**Goal of the exercise**
Can you write out the whole listing exactly?

**Material provided**
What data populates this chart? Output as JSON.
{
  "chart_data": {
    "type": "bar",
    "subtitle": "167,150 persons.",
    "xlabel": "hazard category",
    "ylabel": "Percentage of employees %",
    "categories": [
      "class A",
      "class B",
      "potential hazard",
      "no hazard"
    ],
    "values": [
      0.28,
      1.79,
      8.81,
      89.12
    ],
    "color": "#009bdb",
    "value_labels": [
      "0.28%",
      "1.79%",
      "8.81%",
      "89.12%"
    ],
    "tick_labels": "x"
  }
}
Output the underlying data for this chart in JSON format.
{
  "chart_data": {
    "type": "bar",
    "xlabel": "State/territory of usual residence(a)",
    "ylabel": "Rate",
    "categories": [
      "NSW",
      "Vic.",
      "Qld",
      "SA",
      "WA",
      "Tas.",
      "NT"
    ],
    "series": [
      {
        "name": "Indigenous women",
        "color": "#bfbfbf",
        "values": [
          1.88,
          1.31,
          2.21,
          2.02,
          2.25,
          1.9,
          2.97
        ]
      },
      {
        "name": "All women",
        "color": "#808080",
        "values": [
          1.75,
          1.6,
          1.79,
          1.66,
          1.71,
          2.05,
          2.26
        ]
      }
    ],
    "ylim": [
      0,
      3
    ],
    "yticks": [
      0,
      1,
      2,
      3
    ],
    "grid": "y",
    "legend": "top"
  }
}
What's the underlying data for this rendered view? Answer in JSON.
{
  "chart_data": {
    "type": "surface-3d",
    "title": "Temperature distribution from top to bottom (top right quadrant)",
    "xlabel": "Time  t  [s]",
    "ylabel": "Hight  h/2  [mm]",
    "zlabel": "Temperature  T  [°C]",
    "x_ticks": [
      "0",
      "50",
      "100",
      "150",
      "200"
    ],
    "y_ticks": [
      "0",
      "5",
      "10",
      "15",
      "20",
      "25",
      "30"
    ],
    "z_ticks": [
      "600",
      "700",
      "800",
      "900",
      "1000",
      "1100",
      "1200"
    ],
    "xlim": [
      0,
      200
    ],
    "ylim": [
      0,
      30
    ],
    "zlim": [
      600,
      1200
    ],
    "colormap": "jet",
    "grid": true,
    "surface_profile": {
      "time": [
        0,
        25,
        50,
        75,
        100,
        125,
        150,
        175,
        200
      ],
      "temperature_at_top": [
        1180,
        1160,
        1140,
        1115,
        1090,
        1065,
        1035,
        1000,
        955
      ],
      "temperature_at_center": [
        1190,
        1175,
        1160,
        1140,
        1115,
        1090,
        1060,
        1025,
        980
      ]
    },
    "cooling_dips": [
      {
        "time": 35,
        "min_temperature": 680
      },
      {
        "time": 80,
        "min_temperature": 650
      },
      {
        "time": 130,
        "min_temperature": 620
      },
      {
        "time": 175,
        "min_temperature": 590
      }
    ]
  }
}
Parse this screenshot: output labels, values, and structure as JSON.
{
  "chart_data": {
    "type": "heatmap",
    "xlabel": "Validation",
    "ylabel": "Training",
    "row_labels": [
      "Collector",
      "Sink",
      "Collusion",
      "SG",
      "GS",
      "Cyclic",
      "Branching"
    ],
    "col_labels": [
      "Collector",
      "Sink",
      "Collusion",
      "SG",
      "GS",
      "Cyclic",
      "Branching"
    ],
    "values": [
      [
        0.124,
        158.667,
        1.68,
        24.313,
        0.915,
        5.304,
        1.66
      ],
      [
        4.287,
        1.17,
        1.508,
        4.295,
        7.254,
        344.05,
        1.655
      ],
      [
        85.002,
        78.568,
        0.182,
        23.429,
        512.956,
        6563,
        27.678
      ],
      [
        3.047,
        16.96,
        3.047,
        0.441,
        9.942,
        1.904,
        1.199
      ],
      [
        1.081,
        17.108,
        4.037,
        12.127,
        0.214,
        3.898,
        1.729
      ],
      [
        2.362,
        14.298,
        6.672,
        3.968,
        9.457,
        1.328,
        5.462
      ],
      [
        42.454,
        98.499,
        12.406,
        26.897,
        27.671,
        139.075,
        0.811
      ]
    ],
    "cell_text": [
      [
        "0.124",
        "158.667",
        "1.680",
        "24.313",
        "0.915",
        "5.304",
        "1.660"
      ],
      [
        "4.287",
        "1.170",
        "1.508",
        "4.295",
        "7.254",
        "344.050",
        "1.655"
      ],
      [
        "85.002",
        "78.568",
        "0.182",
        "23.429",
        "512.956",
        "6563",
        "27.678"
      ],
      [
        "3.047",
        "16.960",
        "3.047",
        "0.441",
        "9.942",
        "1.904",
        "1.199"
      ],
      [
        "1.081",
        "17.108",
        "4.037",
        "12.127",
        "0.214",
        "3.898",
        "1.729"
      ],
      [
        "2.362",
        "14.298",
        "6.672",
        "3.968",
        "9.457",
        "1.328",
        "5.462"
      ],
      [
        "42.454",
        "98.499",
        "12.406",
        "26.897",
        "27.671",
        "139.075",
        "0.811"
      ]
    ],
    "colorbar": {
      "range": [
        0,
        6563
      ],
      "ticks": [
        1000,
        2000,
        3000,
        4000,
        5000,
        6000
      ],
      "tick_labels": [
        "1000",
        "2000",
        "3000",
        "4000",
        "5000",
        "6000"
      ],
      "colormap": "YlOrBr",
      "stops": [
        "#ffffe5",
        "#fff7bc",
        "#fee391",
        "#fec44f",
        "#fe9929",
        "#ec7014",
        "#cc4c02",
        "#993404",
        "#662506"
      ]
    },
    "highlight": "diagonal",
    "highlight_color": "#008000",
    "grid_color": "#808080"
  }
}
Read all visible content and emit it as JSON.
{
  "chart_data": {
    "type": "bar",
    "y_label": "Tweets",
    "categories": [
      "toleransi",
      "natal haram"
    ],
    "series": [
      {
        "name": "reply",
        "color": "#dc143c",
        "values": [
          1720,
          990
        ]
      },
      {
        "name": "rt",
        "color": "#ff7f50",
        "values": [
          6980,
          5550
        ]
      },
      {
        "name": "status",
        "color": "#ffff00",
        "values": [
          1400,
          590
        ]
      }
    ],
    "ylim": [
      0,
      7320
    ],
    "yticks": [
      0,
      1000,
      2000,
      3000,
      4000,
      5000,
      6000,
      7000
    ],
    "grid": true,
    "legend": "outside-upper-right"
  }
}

**Full answer**
What data populates this chart? Output as JSON.
{
  "chart_data": {
    "type": "bar",
    "subtitle": "167,150 persons.",
    "xlabel": "hazard category",
    "ylabel": "Percentage of employees %",
    "categories": [
      "class A",
      "class B",
      "potential hazard",
      "no hazard"
    ],
    "values": [
      0.28,
      1.79,
      8.81,
      89.12
    ],
    "color": "#009bdb",
    "value_labels": [
      "0.28%",
      "1.79%",
      "8.81%",
      "89.12%"
    ],
    "tick_labels": "x"
  }
}
Output the underlying data for this chart in JSON format.
{
  "chart_data": {
    "type": "bar",
    "xlabel": "State/territory of usual residence(a)",
    "ylabel": "Rate",
    "categories": [
      "NSW",
      "Vic.",
      "Qld",
      "SA",
      "WA",
      "Tas.",
      "NT"
    ],
    "series": [
      {
        "name": "Indigenous women",
        "color": "#bfbfbf",
        "values": [
          1.88,
          1.31,
          2.21,
          2.02,
          2.25,
          1.9,
          2.97
        ]
      },
      {
        "name": "All women",
        "color": "#808080",
        "values": [
          1.75,
          1.6,
          1.79,
          1.66,
          1.71,
          2.05,
          2.26
        ]
      }
    ],
    "ylim": [
      0,
      3
    ],
    "yticks": [
      0,
      1,
      2,
      3
    ],
    "grid": "y",
    "legend": "top"
  }
}
What's the underlying data for this rendered view? Answer in JSON.
{
  "chart_data": {
    "type": "surface-3d",
    "title": "Temperature distribution from top to bottom (top right quadrant)",
    "xlabel": "Time  t  [s]",
    "ylabel": "Hight  h/2  [mm]",
    "zlabel": "Temperature  T  [°C]",
    "x_ticks": [
      "0",
      "50",
      "100",
      "150",
      "200"
    ],
    "y_ticks": [
      "0",
      "5",
      "10",
      "15",
      "20",
      "25",
      "30"
    ],
    "z_ticks": [
      "600",
      "700",
      "800",
      "900",
      "1000",
      "1100",
      "1200"
    ],
    "xlim": [
      0,
      200
    ],
    "ylim": [
      0,
      30
    ],
    "zlim": [
      600,
      1200
    ],
    "colormap": "jet",
    "grid": true,
    "surface_profile": {
      "time": [
        0,
        25,
        50,
        75,
        100,
        125,
        150,
        175,
        200
      ],
      "temperature_at_top": [
        1180,
        1160,
        1140,
        1115,
        1090,
        1065,
        1035,
        1000,
        955
      ],
      "temperature_at_center": [
        1190,
        1175,
        1160,
        1140,
        1115,
        1090,
        1060,
        1025,
        980
      ]
    },
    "cooling_dips": [
      {
        "time": 35,
        "min_temperature": 680
      },
      {
        "time": 80,
        "min_temperature": 650
      },
      {
        "time": 130,
        "min_temperature": 620
      },
      {
        "time": 175,
        "min_temperature": 590
      }
    ]
  }
}
Parse this screenshot: output labels, values, and structure as JSON.
{
  "chart_data": {
    "type": "heatmap",
    "xlabel": "Validation",
    "ylabel": "Training",
    "row_labels": [
      "Collector",
      "Sink",
      "Collusion",
      "SG",
      "GS",
      "Cyclic",
      "Branching"
    ],
    "col_labels": [
      "Collector",
      "Sink",
      "Collusion",
      "SG",
      "GS",
      "Cyclic",
      "Branching"
    ],
    "values": [
      [
        0.124,
        158.667,
        1.68,
        24.313,
        0.915,
        5.304,
        1.66
      ],
      [
        4.287,
        1.17,
        1.508,
        4.295,
        7.254,
        344.05,
        1.655
      ],
      [
        85.002,
        78.568,
        0.182,
        23.429,
        512.956,
        6563,
        27.678
      ],
      [
        3.047,
        16.96,
        3.047,
        0.441,
        9.942,
        1.904,
        1.199
      ],
      [
        1.081,
        17.108,
        4.037,
        12.127,
        0.214,
        3.898,
        1.729
      ],
      [
        2.362,
        14.298,
        6.672,
        3.968,
        9.457,
        1.328,
        5.462
      ],
      [
        42.454,
        98.499,
        12.406,
        26.897,
        27.671,
        139.075,
        0.811
      ]
    ],
    "cell_text": [
      [
        "0.124",
        "158.667",
        "1.680",
        "24.313",
        "0.915",
        "5.304",
        "1.660"
      ],
      [
        "4.287",
        "1.170",
        "1.508",
        "4.295",
        "7.254",
        "344.050",
        "1.655"
      ],
      [
        "85.002",
        "78.568",
        "0.182",
        "23.429",
        "512.956",
        "6563",
        "27.678"
      ],
      [
        "3.047",
        "16.960",
        "3.047",
        "0.441",
        "9.942",
        "1.904",
        "1.199"
      ],
      [
        "1.081",
        "17.108",
        "4.037",
        "12.127",
        "0.214",
        "3.898",
        "1.729"
      ],
      [
        "2.362",
        "14.298",
        "6.672",
        "3.968",
        "9.457",
        "1.328",
        "5.462"
      ],
      [
        "42.454",
        "98.499",
        "12.406",
        "26.897",
        "27.671",
        "139.075",
        "0.811"
      ]
    ],
    "colorbar": {
      "range": [
        0,
        6563
      ],
      "ticks": [
        1000,
        2000,
        3000,
        4000,
        5000,
        6000
      ],
      "tick_labels": [
        "1000",
        "2000",
        "3000",
        "4000",
        "5000",
        "6000"
      ],
      "colormap": "YlOrBr",
      "stops": [
        "#ffffe5",
        "#fff7bc",
        "#fee391",
        "#fec44f",
        "#fe9929",
        "#ec7014",
        "#cc4c02",
        "#993404",
        "#662506"
      ]
    },
    "highlight": "diagonal",
    "highlight_color": "#008000",
    "grid_color": "#808080"
  }
}
Read all visible content and emit it as JSON.
{
  "chart_data": {
    "type": "bar",
    "y_label": "Tweets",
    "categories": [
      "toleransi",
      "natal haram"
    ],
    "series": [
      {
        "name": "reply",
        "color": "#dc143c",
        "values": [
          1720,
          990
        ]
      },
      {
        "name": "rt",
        "color": "#ff7f50",
        "values": [
          6980,
          5550
        ]
      },
      {
        "name": "status",
        "color": "#ffff00",
        "values": [
          1400,
          590
        ]
      }
    ],
    "ylim": [
      0,
      7320
    ],
    "yticks": [
      0,
      1000,
      2000,
      3000,
      4000,
      5000,
      6000,
      7000
    ],
    "grid": true,
    "legend": "outside-upper-right"
  }
}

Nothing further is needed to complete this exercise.